(Dataset rows about figures)
------------------------------------
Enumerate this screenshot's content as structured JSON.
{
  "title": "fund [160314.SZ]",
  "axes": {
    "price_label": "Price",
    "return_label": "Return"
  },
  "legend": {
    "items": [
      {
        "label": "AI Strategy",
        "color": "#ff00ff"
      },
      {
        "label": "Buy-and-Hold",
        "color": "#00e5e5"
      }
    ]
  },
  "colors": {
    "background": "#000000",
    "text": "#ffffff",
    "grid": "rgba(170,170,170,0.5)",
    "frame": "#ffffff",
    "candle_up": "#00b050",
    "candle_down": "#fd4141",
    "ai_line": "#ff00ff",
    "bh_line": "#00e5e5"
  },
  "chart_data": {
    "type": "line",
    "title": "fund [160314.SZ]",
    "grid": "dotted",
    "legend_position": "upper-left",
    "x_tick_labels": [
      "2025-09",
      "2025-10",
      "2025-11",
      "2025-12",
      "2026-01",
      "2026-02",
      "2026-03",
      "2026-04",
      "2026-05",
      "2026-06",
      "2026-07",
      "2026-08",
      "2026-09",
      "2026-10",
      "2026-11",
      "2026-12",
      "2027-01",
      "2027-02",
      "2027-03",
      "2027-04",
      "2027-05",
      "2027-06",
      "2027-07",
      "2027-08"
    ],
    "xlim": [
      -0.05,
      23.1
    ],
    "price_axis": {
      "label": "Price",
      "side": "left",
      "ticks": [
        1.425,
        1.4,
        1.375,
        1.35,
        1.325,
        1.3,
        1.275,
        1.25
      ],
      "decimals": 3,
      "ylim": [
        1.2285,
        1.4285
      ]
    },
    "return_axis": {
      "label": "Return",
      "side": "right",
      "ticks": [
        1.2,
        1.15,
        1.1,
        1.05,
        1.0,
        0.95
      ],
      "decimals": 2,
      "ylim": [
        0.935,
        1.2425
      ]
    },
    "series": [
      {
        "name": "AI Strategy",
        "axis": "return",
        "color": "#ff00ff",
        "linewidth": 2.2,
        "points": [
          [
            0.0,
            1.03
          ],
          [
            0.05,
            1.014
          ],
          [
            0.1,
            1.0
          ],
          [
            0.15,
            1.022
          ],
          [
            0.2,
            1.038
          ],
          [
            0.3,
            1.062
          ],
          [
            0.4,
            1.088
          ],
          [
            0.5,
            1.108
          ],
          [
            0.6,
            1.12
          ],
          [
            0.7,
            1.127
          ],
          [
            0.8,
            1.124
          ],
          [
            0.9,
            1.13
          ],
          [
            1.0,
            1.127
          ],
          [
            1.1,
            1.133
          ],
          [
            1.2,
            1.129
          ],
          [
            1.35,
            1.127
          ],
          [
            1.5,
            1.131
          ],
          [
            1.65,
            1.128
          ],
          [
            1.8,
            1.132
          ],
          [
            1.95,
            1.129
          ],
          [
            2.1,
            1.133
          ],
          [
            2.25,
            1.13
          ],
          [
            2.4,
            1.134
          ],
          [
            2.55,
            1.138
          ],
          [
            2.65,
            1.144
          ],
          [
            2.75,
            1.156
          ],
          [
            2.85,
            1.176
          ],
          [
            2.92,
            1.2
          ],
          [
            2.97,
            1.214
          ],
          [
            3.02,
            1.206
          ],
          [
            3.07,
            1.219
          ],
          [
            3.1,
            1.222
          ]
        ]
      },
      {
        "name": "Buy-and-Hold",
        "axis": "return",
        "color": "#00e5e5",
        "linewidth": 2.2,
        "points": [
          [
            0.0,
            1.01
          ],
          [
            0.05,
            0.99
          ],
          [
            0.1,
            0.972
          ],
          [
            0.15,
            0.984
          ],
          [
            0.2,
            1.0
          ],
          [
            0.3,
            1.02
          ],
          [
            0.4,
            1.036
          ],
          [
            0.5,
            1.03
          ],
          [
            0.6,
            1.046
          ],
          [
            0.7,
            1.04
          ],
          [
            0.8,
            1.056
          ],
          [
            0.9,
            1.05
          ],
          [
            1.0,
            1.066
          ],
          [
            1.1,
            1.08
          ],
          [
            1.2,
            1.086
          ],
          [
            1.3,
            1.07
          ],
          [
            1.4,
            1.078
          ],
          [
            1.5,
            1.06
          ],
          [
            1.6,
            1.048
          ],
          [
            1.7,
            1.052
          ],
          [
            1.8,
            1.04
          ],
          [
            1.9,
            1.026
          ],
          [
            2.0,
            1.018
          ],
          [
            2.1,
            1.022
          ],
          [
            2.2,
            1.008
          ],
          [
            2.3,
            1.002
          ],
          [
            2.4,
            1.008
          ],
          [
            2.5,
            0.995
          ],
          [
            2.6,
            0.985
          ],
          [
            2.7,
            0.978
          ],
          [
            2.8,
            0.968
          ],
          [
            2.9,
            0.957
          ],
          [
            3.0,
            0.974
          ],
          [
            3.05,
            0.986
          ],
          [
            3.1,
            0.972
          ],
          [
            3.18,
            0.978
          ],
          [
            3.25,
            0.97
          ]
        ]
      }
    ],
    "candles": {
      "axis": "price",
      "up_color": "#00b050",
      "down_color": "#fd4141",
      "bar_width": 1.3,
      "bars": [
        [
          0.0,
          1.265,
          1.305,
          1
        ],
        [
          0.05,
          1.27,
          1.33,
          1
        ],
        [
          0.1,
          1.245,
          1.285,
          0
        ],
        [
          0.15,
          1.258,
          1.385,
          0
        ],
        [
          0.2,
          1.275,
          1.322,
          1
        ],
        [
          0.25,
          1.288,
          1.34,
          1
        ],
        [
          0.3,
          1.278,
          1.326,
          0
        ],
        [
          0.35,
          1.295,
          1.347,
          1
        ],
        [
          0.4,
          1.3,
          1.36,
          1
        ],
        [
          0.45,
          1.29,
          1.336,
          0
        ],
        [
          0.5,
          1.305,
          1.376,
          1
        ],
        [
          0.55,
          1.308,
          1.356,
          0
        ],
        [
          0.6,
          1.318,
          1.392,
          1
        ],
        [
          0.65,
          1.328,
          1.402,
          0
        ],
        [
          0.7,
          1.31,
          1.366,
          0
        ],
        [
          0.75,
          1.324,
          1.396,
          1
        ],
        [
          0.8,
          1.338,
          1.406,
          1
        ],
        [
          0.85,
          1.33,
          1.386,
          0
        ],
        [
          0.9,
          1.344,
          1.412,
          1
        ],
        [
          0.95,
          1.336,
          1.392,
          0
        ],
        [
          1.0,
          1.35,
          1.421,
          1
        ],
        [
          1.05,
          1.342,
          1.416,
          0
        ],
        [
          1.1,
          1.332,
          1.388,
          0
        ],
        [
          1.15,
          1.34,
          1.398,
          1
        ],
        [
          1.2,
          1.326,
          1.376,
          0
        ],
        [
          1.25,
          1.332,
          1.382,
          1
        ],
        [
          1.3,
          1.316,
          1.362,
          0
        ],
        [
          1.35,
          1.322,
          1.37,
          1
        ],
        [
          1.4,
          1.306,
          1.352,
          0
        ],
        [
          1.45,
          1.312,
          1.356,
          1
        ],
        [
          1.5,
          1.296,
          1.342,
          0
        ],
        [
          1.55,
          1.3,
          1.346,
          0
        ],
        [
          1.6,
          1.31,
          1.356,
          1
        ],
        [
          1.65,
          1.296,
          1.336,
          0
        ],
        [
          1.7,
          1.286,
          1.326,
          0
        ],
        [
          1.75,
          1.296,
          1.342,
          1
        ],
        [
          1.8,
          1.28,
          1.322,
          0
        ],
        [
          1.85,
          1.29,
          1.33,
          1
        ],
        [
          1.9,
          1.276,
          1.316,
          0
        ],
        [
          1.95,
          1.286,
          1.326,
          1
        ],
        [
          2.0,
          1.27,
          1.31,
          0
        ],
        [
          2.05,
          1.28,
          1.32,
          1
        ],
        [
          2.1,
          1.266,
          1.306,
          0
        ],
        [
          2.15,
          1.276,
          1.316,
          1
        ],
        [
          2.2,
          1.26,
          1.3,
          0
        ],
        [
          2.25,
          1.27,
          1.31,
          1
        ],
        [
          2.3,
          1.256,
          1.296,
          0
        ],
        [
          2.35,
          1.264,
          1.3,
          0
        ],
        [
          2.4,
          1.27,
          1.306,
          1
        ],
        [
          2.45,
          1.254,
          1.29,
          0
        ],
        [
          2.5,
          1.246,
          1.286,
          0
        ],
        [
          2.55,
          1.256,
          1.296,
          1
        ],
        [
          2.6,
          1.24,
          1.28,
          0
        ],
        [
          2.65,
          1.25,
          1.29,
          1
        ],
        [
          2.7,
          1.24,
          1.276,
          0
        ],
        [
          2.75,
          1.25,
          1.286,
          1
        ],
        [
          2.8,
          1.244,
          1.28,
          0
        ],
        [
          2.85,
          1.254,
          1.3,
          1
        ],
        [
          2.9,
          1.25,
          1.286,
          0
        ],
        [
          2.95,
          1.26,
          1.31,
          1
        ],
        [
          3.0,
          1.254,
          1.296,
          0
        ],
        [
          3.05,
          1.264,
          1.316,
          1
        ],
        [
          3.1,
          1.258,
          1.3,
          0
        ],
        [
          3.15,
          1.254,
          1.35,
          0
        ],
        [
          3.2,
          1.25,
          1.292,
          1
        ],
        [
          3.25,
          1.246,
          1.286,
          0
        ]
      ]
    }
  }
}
------------------------------------
• _THE EXERCISE_
Copy all the lines above that hold the string "fund".

• _RESPONSE_
  "title": "fund [160314.SZ]",
    "title": "fund [160314.SZ]",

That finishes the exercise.